YOUR TASK » Will you give the material below again, every line exactly as it is?

RECORDS SUPPLIED »
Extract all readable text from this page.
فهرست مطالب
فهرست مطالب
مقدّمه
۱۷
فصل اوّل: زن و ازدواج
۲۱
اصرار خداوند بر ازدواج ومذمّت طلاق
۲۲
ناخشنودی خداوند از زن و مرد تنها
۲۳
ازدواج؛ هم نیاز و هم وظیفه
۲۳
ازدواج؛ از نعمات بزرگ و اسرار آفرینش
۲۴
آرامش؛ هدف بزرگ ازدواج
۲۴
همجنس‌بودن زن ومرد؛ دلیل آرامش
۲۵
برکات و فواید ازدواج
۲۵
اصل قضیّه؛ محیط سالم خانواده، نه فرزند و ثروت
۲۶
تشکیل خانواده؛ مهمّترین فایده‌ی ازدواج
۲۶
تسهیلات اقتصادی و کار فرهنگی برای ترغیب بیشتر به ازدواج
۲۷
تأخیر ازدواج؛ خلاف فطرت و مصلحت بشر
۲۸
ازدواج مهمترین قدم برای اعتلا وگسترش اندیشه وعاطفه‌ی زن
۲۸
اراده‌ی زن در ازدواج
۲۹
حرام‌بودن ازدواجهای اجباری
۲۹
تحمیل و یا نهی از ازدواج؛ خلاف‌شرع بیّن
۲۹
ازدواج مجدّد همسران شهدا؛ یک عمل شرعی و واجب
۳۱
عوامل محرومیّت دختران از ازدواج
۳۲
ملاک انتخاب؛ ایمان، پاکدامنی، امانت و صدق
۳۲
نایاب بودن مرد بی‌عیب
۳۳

SOLUTION BELOW »
Extract all readable text from this page.
فهرست مطالب
فهرست مطالب
مقدّمه
۱۷
فصل اوّل: زن و ازدواج
۲۱
اصرار خداوند بر ازدواج ومذمّت طلاق
۲۲
ناخشنودی خداوند از زن و مرد تنها
۲۳
ازدواج؛ هم نیاز و هم وظیفه
۲۳
ازدواج؛ از نعمات بزرگ و اسرار آفرینش
۲۴
آرامش؛ هدف بزرگ ازدواج
۲۴
همجنس‌بودن زن ومرد؛ دلیل آرامش
۲۵
برکات و فواید ازدواج
۲۵
اصل قضیّه؛ محیط سالم خانواده، نه فرزند و ثروت
۲۶
تشکیل خانواده؛ مهمّترین فایده‌ی ازدواج
۲۶
تسهیلات اقتصادی و کار فرهنگی برای ترغیب بیشتر به ازدواج
۲۷
تأخیر ازدواج؛ خلاف فطرت و مصلحت بشر
۲۸
ازدواج مهمترین قدم برای اعتلا وگسترش اندیشه وعاطفه‌ی زن
۲۸
اراده‌ی زن در ازدواج
۲۹
حرام‌بودن ازدواجهای اجباری
۲۹
تحمیل و یا نهی از ازدواج؛ خلاف‌شرع بیّن
۲۹
ازدواج مجدّد همسران شهدا؛ یک عمل شرعی و واجب
۳۱
عوامل محرومیّت دختران از ازدواج
۳۲
ملاک انتخاب؛ ایمان، پاکدامنی، امانت و صدق
۳۲
نایاب بودن مرد بی‌عیب
۳۳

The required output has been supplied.